### TASK GOAL
Copy out each line in the material below that has the word "eval".

----------------

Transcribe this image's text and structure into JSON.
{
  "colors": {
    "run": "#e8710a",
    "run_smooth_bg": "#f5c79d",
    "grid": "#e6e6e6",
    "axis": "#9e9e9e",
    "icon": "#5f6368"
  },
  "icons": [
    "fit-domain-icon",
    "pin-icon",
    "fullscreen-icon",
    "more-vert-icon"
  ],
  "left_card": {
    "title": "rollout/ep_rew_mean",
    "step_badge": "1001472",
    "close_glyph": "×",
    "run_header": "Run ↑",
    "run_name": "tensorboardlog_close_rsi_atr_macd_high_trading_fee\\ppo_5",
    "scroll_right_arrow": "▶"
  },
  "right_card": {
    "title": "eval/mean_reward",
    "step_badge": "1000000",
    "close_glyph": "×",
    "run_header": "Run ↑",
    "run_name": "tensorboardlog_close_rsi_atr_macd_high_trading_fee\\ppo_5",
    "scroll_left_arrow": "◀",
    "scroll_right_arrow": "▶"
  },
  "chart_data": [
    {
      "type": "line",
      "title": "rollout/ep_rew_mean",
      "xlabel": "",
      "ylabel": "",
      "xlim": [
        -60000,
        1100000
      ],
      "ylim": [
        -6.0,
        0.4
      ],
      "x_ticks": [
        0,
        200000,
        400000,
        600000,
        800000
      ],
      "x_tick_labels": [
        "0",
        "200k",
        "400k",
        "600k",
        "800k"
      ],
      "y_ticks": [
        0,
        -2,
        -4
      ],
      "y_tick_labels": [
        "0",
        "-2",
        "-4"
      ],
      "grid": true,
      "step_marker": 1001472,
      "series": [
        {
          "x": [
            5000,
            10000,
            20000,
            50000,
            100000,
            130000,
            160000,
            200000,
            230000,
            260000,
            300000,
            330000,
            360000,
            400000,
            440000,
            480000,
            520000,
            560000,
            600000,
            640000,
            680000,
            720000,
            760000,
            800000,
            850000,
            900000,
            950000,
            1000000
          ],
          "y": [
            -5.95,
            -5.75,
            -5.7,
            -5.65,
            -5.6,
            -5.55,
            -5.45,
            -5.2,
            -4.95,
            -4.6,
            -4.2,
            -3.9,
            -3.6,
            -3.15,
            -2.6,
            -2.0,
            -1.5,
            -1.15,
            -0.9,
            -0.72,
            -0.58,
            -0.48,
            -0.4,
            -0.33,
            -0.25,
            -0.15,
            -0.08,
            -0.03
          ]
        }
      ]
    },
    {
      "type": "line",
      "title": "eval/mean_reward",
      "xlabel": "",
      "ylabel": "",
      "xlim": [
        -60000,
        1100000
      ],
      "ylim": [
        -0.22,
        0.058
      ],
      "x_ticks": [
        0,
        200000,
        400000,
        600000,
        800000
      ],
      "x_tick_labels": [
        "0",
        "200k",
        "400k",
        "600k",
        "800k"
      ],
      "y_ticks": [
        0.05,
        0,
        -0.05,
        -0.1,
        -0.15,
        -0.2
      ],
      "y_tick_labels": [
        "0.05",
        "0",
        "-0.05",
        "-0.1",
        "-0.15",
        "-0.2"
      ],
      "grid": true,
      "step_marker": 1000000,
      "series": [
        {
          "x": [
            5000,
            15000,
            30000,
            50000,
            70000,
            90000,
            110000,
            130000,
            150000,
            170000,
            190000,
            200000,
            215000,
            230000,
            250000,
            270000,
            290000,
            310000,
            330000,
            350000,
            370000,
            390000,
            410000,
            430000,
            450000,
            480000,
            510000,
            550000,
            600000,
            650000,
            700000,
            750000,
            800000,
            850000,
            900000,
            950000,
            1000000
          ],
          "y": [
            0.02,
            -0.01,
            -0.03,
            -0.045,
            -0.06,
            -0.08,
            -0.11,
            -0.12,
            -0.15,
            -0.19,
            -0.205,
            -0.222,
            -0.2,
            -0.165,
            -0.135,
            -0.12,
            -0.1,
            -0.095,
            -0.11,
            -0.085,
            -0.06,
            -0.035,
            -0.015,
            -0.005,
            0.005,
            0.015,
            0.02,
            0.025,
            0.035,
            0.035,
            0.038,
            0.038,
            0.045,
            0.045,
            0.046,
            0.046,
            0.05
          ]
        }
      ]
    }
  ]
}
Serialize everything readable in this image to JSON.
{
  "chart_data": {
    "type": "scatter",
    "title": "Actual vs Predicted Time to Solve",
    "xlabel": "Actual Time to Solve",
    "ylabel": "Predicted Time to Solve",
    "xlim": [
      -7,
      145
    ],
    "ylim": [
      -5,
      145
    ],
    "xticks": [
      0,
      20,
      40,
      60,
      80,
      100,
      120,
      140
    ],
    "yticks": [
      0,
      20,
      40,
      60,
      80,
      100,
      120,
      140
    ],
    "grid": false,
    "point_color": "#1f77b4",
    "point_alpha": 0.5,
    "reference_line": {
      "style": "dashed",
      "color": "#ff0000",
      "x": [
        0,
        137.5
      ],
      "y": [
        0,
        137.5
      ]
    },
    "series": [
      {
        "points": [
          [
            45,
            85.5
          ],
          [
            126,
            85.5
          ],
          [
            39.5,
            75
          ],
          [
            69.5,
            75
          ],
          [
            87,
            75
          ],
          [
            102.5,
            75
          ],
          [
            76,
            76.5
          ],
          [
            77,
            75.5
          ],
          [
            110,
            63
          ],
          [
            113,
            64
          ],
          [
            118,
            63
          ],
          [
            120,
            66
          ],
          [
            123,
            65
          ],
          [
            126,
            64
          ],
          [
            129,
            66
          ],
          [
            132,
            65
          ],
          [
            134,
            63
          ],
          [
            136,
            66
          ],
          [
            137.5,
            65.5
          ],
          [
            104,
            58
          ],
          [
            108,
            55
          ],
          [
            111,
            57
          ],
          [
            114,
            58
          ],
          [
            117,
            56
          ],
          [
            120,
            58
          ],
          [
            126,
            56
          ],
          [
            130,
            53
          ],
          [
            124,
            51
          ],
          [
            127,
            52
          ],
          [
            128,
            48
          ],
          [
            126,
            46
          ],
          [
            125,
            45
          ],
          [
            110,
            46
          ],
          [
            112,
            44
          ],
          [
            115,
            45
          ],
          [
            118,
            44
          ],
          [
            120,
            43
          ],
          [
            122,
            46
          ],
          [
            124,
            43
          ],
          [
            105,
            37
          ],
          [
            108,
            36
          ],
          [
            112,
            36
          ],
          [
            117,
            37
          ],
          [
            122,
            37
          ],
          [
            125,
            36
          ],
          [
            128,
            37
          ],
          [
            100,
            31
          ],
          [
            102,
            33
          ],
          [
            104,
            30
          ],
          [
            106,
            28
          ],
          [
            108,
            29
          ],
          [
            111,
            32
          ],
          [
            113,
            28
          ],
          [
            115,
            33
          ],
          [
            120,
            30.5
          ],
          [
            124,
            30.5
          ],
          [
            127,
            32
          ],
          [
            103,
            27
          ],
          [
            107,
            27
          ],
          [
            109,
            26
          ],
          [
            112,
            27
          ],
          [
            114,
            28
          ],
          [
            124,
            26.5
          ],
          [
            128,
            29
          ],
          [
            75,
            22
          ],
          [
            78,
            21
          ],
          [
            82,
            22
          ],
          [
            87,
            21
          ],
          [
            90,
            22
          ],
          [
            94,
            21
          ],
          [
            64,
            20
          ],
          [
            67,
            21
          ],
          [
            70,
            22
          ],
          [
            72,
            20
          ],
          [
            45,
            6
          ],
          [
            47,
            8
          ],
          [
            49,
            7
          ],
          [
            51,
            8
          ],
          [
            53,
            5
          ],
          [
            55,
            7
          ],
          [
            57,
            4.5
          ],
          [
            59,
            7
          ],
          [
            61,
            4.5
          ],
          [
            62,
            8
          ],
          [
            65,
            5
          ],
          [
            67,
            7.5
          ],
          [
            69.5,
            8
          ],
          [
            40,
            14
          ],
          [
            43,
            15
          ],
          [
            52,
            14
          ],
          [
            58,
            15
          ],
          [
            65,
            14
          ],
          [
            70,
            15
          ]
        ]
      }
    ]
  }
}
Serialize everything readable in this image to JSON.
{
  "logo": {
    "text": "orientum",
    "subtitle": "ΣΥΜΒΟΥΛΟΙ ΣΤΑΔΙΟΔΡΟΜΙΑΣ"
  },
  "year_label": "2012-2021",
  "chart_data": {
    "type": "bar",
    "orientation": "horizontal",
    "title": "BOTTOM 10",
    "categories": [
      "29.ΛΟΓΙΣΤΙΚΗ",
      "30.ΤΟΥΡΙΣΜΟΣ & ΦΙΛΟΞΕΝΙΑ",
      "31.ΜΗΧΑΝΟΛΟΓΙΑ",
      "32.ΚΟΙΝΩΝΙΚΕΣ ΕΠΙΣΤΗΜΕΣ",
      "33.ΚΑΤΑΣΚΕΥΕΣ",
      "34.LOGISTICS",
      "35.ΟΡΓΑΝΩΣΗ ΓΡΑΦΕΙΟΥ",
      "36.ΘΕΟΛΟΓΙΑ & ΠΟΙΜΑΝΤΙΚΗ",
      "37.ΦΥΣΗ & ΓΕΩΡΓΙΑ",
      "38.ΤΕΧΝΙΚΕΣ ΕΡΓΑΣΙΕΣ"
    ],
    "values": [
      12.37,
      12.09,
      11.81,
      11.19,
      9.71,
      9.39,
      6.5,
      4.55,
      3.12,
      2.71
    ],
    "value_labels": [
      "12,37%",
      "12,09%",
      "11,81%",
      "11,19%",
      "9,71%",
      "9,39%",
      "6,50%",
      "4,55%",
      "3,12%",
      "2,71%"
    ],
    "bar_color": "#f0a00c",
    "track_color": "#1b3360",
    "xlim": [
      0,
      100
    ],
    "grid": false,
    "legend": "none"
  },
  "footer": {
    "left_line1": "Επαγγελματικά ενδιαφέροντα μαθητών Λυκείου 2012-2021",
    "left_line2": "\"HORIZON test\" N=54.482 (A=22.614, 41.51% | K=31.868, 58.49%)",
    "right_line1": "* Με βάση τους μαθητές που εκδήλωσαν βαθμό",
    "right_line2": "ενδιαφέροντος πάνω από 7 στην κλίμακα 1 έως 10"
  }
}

----------------

### COMPLETED EXERCISE
    "title": "eval/mean_reward",
      "title": "eval/mean_reward",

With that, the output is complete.